**Task to complete**
Below is a block of records; repeat all of them exactly.

─── Material for the task ───

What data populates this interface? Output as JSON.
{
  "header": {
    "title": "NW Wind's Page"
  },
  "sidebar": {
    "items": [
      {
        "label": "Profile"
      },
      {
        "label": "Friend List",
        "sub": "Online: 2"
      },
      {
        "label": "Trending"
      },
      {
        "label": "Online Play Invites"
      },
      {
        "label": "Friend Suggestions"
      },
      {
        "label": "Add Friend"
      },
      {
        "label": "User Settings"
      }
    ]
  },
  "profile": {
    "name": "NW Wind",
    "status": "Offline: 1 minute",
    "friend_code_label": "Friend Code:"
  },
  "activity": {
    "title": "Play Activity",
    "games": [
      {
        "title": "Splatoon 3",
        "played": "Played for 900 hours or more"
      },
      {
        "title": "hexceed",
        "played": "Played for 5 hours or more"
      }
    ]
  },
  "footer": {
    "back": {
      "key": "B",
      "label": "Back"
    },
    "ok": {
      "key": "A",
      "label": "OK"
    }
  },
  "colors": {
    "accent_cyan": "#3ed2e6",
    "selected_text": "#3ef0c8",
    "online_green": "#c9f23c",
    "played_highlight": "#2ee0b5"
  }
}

───

**Response to this exercise**
What data populates this interface? Output as JSON.
{
  "header": {
    "title": "NW Wind's Page"
  },
  "sidebar": {
    "items": [
      {
        "label": "Profile"
      },
      {
        "label": "Friend List",
        "sub": "Online: 2"
      },
      {
        "label": "Trending"
      },
      {
        "label": "Online Play Invites"
      },
      {
        "label": "Friend Suggestions"
      },
      {
        "label": "Add Friend"
      },
      {
        "label": "User Settings"
      }
    ]
  },
  "profile": {
    "name": "NW Wind",
    "status": "Offline: 1 minute",
    "friend_code_label": "Friend Code:"
  },
  "activity": {
    "title": "Play Activity",
    "games": [
      {
        "title": "Splatoon 3",
        "played": "Played for 900 hours or more"
      },
      {
        "title": "hexceed",
        "played": "Played for 5 hours or more"
      }
    ]
  },
  "footer": {
    "back": {
      "key": "B",
      "label": "Back"
    },
    "ok": {
      "key": "A",
      "label": "OK"
    }
  },
  "colors": {
    "accent_cyan": "#3ed2e6",
    "selected_text": "#3ef0c8",
    "online_green": "#c9f23c",
    "played_highlight": "#2ee0b5"
  }
}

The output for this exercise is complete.